Search the listing below for "xlabel". Copy each matching line.

* START DATA PROVIDED *

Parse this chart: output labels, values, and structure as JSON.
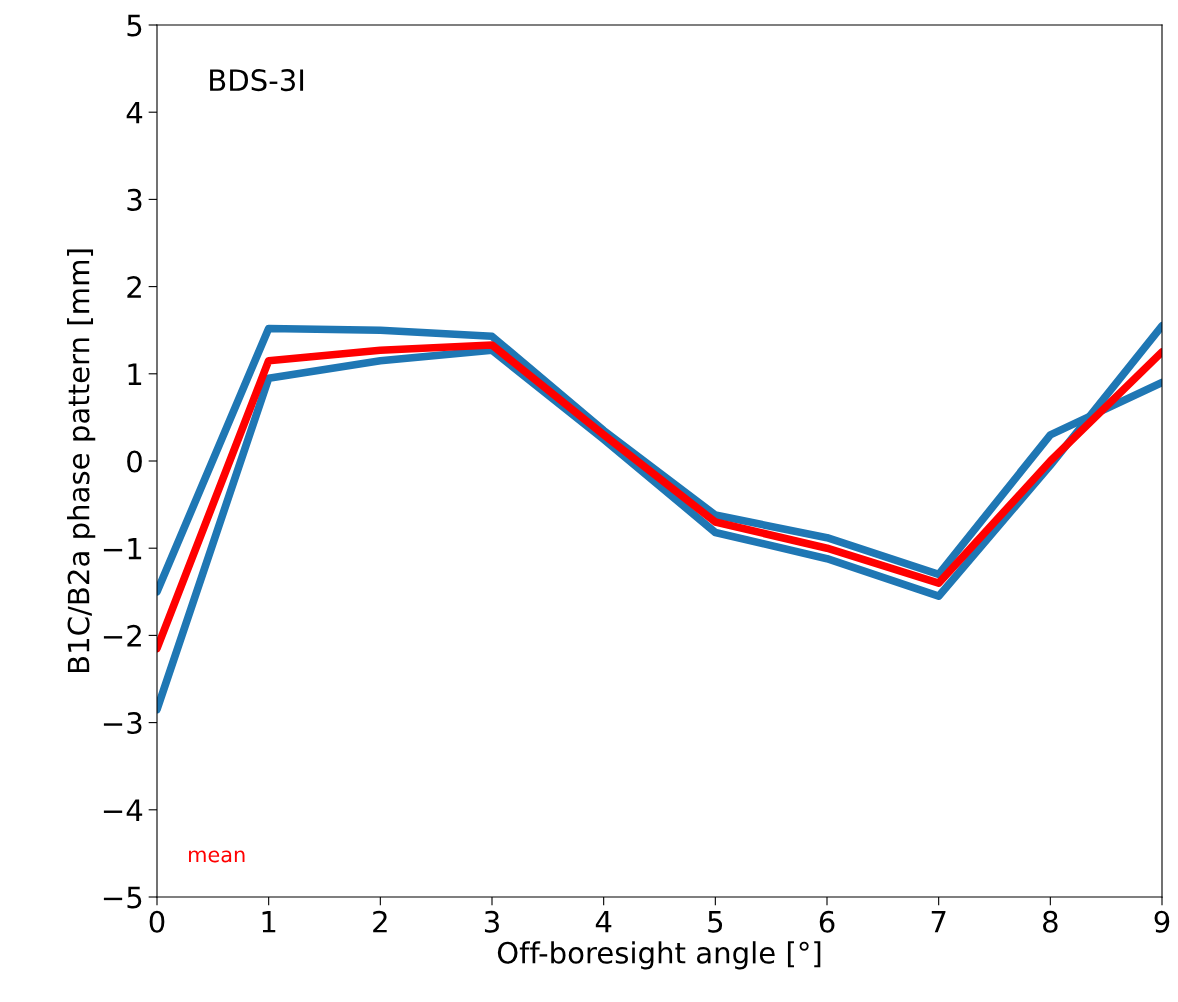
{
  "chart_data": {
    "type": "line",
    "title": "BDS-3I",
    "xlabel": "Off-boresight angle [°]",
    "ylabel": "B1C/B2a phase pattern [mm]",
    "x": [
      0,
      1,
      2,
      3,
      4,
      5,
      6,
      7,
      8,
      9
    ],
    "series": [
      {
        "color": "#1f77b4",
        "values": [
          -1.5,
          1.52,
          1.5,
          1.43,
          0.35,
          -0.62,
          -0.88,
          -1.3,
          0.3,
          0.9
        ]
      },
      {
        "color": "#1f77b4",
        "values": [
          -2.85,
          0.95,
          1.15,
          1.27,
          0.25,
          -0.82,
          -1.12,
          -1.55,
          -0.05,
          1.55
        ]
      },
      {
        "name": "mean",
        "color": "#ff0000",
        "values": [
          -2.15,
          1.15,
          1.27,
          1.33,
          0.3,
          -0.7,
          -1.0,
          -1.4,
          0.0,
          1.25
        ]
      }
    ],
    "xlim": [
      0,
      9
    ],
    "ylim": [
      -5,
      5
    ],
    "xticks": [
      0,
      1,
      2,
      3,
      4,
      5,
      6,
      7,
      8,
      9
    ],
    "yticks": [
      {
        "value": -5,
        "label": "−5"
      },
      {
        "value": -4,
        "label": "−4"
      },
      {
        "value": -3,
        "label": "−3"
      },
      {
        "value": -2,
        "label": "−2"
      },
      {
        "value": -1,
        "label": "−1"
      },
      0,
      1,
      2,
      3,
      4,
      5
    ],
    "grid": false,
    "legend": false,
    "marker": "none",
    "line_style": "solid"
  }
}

* END DATA PROVIDED *
* START DATA PROVIDED *

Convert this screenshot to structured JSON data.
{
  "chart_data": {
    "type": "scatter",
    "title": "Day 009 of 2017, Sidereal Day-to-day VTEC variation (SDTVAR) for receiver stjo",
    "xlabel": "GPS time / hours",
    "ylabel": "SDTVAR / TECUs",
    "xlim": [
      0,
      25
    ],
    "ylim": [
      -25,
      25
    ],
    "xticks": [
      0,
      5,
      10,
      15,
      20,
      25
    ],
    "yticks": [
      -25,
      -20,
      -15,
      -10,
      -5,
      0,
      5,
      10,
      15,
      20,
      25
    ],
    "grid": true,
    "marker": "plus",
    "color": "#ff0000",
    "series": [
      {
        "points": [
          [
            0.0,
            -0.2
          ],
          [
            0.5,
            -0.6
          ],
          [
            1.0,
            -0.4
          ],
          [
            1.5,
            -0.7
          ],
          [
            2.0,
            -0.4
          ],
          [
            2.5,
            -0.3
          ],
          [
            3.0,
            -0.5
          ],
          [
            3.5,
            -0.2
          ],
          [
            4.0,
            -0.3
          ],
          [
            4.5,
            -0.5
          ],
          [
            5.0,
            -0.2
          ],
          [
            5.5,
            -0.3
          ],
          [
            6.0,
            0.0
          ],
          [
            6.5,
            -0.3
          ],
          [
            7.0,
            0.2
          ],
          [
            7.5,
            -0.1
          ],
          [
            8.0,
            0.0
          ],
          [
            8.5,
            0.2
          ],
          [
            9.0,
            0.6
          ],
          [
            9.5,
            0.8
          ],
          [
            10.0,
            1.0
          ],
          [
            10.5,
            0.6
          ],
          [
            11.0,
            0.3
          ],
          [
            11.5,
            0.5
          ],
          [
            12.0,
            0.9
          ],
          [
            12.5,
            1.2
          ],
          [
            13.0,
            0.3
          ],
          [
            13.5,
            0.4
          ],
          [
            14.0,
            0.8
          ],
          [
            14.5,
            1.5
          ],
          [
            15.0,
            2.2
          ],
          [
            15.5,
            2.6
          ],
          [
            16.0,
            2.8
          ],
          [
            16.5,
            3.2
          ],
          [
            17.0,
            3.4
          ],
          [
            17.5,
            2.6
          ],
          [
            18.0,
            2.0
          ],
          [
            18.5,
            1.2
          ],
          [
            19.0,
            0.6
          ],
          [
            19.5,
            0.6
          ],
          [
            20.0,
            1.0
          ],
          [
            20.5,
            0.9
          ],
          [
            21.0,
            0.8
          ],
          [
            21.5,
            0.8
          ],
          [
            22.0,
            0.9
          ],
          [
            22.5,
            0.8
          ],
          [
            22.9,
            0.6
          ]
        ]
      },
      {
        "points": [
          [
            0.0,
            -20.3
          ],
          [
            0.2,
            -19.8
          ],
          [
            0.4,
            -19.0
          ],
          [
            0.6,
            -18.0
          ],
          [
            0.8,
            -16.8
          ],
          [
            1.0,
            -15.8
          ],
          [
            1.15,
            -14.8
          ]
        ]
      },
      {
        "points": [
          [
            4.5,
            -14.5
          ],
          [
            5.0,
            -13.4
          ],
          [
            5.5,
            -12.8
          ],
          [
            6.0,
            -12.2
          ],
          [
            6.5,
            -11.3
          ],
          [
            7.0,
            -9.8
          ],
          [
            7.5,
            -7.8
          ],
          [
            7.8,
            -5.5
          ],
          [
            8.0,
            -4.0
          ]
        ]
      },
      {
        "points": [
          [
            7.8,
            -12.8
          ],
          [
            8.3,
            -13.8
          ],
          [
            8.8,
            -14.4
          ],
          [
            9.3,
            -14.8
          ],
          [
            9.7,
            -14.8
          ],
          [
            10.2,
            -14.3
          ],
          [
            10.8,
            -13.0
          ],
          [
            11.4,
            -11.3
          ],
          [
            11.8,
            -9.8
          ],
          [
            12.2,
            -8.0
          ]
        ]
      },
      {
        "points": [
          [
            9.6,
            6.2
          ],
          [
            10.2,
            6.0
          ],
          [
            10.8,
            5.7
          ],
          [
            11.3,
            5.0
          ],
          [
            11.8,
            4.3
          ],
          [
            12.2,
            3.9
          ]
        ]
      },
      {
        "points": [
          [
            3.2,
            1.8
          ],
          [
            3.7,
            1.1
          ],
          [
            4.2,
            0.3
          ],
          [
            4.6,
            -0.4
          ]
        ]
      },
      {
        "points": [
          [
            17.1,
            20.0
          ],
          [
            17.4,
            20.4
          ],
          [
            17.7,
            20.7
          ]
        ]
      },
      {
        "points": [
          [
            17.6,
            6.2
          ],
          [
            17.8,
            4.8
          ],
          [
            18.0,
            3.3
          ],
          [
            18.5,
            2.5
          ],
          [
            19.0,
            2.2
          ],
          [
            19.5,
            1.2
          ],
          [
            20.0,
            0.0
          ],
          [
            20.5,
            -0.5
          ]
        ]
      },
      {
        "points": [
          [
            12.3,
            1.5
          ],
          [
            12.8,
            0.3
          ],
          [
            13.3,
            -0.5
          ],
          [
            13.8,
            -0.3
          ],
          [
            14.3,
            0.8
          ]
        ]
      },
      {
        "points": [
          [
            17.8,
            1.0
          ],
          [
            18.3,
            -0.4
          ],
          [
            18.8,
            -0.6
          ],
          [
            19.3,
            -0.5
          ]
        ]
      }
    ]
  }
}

* END DATA PROVIDED *

* **COMPLETE ANSWER**
    "xlabel": "Off-boresight angle [°]",
    "xlabel": "GPS time / hours",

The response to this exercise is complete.